= Short exercise =
Could you copy every line from the material below in which "Mickey" appears?

= Extracted records =
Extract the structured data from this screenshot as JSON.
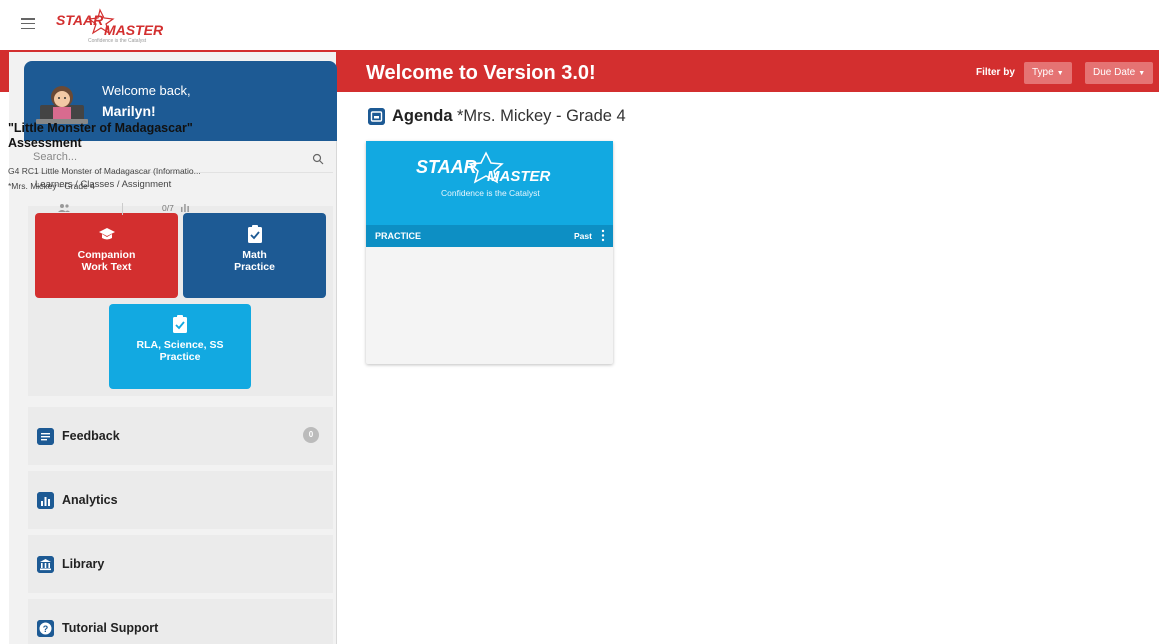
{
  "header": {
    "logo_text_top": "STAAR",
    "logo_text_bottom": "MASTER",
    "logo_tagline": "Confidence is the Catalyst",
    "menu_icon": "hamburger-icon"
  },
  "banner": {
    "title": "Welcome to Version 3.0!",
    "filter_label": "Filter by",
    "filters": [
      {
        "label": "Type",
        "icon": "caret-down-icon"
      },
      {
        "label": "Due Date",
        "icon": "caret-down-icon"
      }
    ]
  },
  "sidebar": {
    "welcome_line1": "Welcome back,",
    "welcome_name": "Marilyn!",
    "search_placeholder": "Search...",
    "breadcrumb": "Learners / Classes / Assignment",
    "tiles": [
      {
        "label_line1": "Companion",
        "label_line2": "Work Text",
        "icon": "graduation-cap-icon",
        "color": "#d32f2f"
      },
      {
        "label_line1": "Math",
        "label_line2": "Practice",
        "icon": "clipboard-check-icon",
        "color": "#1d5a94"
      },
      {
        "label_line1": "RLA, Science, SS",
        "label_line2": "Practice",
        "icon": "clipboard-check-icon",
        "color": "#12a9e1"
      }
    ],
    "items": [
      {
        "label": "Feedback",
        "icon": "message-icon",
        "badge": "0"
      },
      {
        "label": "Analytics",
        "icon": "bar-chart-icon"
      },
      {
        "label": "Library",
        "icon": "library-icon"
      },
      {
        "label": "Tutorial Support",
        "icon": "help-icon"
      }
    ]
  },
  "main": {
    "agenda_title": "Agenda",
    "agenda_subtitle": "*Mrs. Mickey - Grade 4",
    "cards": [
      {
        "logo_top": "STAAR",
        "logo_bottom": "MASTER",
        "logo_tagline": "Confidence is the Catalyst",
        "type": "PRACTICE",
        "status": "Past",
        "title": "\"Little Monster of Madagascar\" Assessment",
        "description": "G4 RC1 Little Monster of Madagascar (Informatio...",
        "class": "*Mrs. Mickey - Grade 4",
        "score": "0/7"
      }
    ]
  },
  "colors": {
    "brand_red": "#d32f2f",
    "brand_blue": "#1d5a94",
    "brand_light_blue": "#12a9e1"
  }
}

= In response =
    "agenda_subtitle": "*Mrs. Mickey - Grade 4",
        "class": "*Mrs. Mickey - Grade 4",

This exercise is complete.